**Exercise description**
Reproduce all the entries precisely.

**Data provided**

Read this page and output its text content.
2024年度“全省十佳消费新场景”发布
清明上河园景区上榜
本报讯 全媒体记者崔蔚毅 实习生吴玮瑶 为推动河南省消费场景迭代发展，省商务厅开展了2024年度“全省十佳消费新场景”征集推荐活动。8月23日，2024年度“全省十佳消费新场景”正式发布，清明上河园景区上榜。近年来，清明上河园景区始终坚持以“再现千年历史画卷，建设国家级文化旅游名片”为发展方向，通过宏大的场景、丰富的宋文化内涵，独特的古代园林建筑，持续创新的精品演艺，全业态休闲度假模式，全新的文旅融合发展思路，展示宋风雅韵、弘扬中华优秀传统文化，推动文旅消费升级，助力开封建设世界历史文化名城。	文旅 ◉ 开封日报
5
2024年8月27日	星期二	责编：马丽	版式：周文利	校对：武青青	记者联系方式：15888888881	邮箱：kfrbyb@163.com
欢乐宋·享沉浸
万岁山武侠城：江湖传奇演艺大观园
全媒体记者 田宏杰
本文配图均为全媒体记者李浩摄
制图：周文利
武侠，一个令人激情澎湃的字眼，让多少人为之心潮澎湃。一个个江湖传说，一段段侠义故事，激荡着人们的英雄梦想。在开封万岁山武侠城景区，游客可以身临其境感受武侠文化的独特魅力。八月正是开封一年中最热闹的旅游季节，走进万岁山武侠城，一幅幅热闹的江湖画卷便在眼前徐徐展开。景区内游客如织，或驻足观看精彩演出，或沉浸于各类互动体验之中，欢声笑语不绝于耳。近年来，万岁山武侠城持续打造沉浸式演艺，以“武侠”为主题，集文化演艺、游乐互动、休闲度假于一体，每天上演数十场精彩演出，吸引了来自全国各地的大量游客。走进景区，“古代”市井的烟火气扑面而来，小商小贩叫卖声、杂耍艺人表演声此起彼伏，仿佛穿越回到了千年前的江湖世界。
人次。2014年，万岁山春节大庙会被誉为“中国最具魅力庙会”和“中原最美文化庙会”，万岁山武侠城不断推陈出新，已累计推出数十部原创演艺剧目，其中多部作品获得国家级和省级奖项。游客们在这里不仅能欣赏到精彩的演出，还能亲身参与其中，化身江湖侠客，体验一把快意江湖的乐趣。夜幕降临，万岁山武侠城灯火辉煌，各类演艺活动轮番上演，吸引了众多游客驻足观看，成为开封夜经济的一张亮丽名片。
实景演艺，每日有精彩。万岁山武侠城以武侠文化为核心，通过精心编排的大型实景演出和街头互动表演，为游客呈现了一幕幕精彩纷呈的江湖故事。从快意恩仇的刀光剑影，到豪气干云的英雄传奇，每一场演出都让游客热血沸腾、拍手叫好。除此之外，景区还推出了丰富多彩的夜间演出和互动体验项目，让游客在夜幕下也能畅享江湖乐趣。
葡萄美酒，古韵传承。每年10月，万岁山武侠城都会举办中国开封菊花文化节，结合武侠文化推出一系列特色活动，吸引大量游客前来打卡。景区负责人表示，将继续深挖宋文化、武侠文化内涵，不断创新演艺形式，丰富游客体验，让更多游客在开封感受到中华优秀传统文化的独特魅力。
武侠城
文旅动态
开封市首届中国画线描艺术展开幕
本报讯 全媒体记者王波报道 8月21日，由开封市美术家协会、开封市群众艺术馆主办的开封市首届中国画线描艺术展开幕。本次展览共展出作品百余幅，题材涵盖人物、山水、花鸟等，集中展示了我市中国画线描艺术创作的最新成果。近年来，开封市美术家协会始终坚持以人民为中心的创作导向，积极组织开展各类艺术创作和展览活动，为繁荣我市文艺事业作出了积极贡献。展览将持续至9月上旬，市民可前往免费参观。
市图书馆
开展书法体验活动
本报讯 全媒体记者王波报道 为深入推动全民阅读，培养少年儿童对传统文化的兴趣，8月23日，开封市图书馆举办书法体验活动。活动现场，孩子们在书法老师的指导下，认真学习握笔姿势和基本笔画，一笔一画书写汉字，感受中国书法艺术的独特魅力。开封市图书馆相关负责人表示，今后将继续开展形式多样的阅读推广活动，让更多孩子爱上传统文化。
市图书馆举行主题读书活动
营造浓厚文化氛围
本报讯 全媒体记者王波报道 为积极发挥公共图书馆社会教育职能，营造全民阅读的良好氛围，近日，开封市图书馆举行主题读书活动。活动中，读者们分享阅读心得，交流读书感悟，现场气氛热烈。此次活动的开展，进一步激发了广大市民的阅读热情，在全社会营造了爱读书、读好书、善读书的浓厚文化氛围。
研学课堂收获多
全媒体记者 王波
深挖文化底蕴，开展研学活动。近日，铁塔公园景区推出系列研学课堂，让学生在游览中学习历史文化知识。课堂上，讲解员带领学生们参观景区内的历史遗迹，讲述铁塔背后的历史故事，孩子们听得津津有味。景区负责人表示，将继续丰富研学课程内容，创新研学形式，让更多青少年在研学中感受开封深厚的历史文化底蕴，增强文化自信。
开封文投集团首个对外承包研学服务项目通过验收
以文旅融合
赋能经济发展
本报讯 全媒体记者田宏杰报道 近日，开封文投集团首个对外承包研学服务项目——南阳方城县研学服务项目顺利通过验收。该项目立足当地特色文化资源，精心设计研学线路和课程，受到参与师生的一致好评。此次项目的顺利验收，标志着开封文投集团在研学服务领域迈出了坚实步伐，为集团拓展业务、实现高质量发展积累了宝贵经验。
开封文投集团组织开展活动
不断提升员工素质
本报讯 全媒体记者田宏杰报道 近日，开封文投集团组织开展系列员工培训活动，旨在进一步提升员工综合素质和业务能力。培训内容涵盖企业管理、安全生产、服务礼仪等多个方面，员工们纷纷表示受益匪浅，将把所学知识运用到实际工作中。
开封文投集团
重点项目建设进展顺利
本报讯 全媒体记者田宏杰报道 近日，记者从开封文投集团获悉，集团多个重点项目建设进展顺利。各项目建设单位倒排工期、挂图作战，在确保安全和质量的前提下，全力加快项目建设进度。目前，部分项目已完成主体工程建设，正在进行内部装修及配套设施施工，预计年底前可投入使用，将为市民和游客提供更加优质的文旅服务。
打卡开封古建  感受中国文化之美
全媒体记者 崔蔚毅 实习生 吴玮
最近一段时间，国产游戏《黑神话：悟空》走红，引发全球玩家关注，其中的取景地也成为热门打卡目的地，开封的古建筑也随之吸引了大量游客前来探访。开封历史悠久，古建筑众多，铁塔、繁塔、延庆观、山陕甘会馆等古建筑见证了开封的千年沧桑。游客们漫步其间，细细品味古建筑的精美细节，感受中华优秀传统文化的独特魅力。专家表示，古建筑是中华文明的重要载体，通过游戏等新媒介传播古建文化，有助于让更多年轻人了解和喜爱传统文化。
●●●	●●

**Task answer**
Read this page and output its text content.
2024年度“全省十佳消费新场景”发布
清明上河园景区上榜
本报讯 全媒体记者崔蔚毅 实习生吴玮瑶 为推动河南省消费场景迭代发展，省商务厅开展了2024年度“全省十佳消费新场景”征集推荐活动。8月23日，2024年度“全省十佳消费新场景”正式发布，清明上河园景区上榜。近年来，清明上河园景区始终坚持以“再现千年历史画卷，建设国家级文化旅游名片”为发展方向，通过宏大的场景、丰富的宋文化内涵，独特的古代园林建筑，持续创新的精品演艺，全业态休闲度假模式，全新的文旅融合发展思路，展示宋风雅韵、弘扬中华优秀传统文化，推动文旅消费升级，助力开封建设世界历史文化名城。	文旅 ◉ 开封日报
5
2024年8月27日	星期二	责编：马丽	版式：周文利	校对：武青青	记者联系方式：15888888881	邮箱：kfrbyb@163.com
欢乐宋·享沉浸
万岁山武侠城：江湖传奇演艺大观园
全媒体记者 田宏杰
本文配图均为全媒体记者李浩摄
制图：周文利
武侠，一个令人激情澎湃的字眼，让多少人为之心潮澎湃。一个个江湖传说，一段段侠义故事，激荡着人们的英雄梦想。在开封万岁山武侠城景区，游客可以身临其境感受武侠文化的独特魅力。八月正是开封一年中最热闹的旅游季节，走进万岁山武侠城，一幅幅热闹的江湖画卷便在眼前徐徐展开。景区内游客如织，或驻足观看精彩演出，或沉浸于各类互动体验之中，欢声笑语不绝于耳。近年来，万岁山武侠城持续打造沉浸式演艺，以“武侠”为主题，集文化演艺、游乐互动、休闲度假于一体，每天上演数十场精彩演出，吸引了来自全国各地的大量游客。走进景区，“古代”市井的烟火气扑面而来，小商小贩叫卖声、杂耍艺人表演声此起彼伏，仿佛穿越回到了千年前的江湖世界。
人次。2014年，万岁山春节大庙会被誉为“中国最具魅力庙会”和“中原最美文化庙会”，万岁山武侠城不断推陈出新，已累计推出数十部原创演艺剧目，其中多部作品获得国家级和省级奖项。游客们在这里不仅能欣赏到精彩的演出，还能亲身参与其中，化身江湖侠客，体验一把快意江湖的乐趣。夜幕降临，万岁山武侠城灯火辉煌，各类演艺活动轮番上演，吸引了众多游客驻足观看，成为开封夜经济的一张亮丽名片。
实景演艺，每日有精彩。万岁山武侠城以武侠文化为核心，通过精心编排的大型实景演出和街头互动表演，为游客呈现了一幕幕精彩纷呈的江湖故事。从快意恩仇的刀光剑影，到豪气干云的英雄传奇，每一场演出都让游客热血沸腾、拍手叫好。除此之外，景区还推出了丰富多彩的夜间演出和互动体验项目，让游客在夜幕下也能畅享江湖乐趣。
葡萄美酒，古韵传承。每年10月，万岁山武侠城都会举办中国开封菊花文化节，结合武侠文化推出一系列特色活动，吸引大量游客前来打卡。景区负责人表示，将继续深挖宋文化、武侠文化内涵，不断创新演艺形式，丰富游客体验，让更多游客在开封感受到中华优秀传统文化的独特魅力。
武侠城
文旅动态
开封市首届中国画线描艺术展开幕
本报讯 全媒体记者王波报道 8月21日，由开封市美术家协会、开封市群众艺术馆主办的开封市首届中国画线描艺术展开幕。本次展览共展出作品百余幅，题材涵盖人物、山水、花鸟等，集中展示了我市中国画线描艺术创作的最新成果。近年来，开封市美术家协会始终坚持以人民为中心的创作导向，积极组织开展各类艺术创作和展览活动，为繁荣我市文艺事业作出了积极贡献。展览将持续至9月上旬，市民可前往免费参观。
市图书馆
开展书法体验活动
本报讯 全媒体记者王波报道 为深入推动全民阅读，培养少年儿童对传统文化的兴趣，8月23日，开封市图书馆举办书法体验活动。活动现场，孩子们在书法老师的指导下，认真学习握笔姿势和基本笔画，一笔一画书写汉字，感受中国书法艺术的独特魅力。开封市图书馆相关负责人表示，今后将继续开展形式多样的阅读推广活动，让更多孩子爱上传统文化。
市图书馆举行主题读书活动
营造浓厚文化氛围
本报讯 全媒体记者王波报道 为积极发挥公共图书馆社会教育职能，营造全民阅读的良好氛围，近日，开封市图书馆举行主题读书活动。活动中，读者们分享阅读心得，交流读书感悟，现场气氛热烈。此次活动的开展，进一步激发了广大市民的阅读热情，在全社会营造了爱读书、读好书、善读书的浓厚文化氛围。
研学课堂收获多
全媒体记者 王波
深挖文化底蕴，开展研学活动。近日，铁塔公园景区推出系列研学课堂，让学生在游览中学习历史文化知识。课堂上，讲解员带领学生们参观景区内的历史遗迹，讲述铁塔背后的历史故事，孩子们听得津津有味。景区负责人表示，将继续丰富研学课程内容，创新研学形式，让更多青少年在研学中感受开封深厚的历史文化底蕴，增强文化自信。
开封文投集团首个对外承包研学服务项目通过验收
以文旅融合
赋能经济发展
本报讯 全媒体记者田宏杰报道 近日，开封文投集团首个对外承包研学服务项目——南阳方城县研学服务项目顺利通过验收。该项目立足当地特色文化资源，精心设计研学线路和课程，受到参与师生的一致好评。此次项目的顺利验收，标志着开封文投集团在研学服务领域迈出了坚实步伐，为集团拓展业务、实现高质量发展积累了宝贵经验。
开封文投集团组织开展活动
不断提升员工素质
本报讯 全媒体记者田宏杰报道 近日，开封文投集团组织开展系列员工培训活动，旨在进一步提升员工综合素质和业务能力。培训内容涵盖企业管理、安全生产、服务礼仪等多个方面，员工们纷纷表示受益匪浅，将把所学知识运用到实际工作中。
开封文投集团
重点项目建设进展顺利
本报讯 全媒体记者田宏杰报道 近日，记者从开封文投集团获悉，集团多个重点项目建设进展顺利。各项目建设单位倒排工期、挂图作战，在确保安全和质量的前提下，全力加快项目建设进度。目前，部分项目已完成主体工程建设，正在进行内部装修及配套设施施工，预计年底前可投入使用，将为市民和游客提供更加优质的文旅服务。
打卡开封古建  感受中国文化之美
全媒体记者 崔蔚毅 实习生 吴玮
最近一段时间，国产游戏《黑神话：悟空》走红，引发全球玩家关注，其中的取景地也成为热门打卡目的地，开封的古建筑也随之吸引了大量游客前来探访。开封历史悠久，古建筑众多，铁塔、繁塔、延庆观、山陕甘会馆等古建筑见证了开封的千年沧桑。游客们漫步其间，细细品味古建筑的精美细节，感受中华优秀传统文化的独特魅力。专家表示，古建筑是中华文明的重要载体，通过游戏等新媒介传播古建文化，有助于让更多年轻人了解和喜爱传统文化。
●●●	●●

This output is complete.